## Goal
Scan the records below for the word "horizontal" and give only the number of lines that hold it.

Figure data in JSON

####

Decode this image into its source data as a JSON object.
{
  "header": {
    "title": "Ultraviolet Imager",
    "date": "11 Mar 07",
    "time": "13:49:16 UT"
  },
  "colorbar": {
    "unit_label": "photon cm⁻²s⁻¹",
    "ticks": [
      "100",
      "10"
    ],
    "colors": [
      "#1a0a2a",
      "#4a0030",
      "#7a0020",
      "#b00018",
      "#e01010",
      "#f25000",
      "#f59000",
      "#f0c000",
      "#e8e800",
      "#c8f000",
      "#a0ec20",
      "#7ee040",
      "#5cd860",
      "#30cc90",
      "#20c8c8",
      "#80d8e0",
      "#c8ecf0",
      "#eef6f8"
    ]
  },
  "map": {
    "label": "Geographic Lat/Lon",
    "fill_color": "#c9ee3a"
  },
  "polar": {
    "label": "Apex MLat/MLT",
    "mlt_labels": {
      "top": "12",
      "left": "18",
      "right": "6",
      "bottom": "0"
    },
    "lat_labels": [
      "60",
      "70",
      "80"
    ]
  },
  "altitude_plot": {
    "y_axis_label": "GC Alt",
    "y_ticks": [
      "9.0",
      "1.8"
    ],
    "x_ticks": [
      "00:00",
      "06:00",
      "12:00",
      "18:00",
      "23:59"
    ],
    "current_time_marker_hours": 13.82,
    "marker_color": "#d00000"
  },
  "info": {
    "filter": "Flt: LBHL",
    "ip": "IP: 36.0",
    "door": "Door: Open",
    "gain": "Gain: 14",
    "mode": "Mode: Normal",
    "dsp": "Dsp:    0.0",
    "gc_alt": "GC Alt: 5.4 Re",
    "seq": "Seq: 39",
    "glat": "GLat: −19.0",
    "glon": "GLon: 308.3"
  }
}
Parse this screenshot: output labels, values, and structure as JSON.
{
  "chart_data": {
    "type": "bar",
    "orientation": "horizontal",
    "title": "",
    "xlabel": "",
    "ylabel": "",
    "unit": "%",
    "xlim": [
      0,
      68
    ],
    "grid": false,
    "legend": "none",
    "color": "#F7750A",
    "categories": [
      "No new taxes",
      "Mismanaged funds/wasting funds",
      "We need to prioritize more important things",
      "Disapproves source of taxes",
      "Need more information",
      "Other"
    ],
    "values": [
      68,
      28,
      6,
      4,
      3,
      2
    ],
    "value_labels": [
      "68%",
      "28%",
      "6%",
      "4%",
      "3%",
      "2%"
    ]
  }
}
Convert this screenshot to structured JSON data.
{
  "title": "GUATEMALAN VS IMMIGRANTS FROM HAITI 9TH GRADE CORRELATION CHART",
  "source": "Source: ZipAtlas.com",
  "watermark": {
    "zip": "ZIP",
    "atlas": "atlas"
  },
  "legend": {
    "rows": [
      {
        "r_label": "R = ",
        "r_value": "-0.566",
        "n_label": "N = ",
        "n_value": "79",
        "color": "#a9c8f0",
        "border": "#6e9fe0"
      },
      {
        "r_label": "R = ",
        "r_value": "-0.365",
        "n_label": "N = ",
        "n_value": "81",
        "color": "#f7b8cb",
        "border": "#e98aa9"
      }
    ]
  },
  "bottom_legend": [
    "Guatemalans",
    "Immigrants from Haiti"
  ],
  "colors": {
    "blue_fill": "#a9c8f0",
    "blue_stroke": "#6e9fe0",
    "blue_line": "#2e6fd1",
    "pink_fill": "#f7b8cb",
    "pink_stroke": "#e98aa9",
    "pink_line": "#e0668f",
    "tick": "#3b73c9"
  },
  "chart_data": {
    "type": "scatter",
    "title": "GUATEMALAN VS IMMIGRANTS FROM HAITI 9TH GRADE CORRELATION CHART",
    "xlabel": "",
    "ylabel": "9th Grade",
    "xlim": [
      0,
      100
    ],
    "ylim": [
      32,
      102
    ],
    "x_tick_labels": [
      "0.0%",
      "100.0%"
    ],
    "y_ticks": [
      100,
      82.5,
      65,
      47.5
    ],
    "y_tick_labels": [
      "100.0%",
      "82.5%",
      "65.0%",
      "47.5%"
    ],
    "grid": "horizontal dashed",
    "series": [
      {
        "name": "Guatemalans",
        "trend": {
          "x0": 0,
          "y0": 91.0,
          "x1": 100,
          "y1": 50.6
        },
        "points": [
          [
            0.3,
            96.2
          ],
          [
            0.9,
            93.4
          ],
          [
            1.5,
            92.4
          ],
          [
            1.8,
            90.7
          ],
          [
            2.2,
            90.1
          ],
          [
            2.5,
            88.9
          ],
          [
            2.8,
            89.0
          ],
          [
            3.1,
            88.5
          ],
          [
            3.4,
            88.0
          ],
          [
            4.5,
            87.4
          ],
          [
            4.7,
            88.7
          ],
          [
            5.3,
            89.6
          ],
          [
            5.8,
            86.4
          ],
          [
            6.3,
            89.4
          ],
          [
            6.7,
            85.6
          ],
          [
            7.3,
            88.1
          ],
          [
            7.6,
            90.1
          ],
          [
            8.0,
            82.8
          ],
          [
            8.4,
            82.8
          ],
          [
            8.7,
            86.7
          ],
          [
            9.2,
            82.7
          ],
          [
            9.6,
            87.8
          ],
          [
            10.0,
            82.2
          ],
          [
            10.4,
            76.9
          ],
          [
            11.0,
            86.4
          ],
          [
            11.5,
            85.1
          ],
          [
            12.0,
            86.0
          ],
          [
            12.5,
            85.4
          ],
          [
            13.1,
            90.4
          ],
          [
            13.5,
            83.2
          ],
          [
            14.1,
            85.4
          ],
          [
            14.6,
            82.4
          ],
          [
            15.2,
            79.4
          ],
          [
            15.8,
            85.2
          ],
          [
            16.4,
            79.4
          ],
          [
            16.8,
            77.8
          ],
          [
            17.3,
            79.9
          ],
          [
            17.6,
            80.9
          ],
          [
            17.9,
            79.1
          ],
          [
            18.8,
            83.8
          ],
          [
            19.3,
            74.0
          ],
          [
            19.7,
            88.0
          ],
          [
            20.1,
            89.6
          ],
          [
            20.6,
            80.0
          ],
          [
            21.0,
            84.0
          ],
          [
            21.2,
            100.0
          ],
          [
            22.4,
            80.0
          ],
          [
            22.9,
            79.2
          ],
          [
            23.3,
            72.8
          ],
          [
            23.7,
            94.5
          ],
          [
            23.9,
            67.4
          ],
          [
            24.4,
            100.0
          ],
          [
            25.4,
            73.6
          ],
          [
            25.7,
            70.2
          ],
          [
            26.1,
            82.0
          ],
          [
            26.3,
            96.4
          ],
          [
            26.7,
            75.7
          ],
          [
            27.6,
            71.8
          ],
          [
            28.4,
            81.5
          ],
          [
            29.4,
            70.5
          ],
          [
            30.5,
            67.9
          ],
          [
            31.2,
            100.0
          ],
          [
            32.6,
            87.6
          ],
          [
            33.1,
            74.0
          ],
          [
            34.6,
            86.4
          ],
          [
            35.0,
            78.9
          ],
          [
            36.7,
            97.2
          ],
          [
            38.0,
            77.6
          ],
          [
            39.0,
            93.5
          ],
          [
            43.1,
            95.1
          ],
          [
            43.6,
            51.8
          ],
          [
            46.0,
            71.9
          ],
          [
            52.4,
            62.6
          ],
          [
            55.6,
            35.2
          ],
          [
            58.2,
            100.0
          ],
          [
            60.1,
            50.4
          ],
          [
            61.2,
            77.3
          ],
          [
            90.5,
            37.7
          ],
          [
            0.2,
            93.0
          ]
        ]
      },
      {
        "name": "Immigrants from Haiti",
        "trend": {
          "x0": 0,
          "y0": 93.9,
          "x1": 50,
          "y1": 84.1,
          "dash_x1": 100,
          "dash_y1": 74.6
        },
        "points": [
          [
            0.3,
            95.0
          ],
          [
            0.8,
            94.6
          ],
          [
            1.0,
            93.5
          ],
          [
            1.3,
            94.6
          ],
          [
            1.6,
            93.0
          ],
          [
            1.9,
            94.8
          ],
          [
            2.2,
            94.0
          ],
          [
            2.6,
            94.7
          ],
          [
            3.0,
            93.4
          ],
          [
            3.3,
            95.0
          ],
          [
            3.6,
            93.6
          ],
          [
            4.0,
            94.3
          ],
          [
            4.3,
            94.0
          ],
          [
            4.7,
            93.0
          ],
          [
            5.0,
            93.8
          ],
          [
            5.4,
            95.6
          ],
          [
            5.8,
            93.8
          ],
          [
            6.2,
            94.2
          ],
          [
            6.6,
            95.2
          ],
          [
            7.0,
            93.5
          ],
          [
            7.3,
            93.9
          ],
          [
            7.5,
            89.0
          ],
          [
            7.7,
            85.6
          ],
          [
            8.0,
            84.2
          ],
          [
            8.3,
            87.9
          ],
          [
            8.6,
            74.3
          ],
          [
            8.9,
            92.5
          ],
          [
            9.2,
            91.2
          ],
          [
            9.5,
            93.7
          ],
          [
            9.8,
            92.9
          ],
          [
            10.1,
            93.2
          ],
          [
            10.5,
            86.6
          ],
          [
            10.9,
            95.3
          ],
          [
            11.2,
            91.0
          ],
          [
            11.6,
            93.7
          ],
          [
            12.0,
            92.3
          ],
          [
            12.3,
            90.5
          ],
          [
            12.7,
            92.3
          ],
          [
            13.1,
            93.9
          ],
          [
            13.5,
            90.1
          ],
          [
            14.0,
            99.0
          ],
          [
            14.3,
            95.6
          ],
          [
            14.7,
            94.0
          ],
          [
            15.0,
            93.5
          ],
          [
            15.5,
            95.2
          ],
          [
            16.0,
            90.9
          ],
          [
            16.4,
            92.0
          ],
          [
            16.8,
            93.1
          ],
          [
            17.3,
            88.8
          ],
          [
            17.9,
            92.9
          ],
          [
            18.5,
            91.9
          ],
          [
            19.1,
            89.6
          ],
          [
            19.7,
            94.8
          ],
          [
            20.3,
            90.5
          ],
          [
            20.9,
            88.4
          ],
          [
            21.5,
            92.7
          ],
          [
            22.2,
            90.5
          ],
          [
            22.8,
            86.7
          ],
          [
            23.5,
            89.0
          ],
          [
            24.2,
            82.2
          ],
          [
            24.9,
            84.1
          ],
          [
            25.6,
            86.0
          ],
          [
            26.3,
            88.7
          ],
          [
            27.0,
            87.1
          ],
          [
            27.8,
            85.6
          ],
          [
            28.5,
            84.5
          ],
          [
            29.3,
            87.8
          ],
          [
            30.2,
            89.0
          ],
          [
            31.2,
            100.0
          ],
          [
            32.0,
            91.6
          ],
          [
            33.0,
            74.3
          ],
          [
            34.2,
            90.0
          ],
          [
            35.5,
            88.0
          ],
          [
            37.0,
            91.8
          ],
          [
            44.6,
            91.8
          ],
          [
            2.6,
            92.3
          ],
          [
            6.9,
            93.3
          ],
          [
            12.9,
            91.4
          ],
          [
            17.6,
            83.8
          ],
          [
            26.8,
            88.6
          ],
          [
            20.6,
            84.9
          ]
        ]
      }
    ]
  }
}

####

## In response
2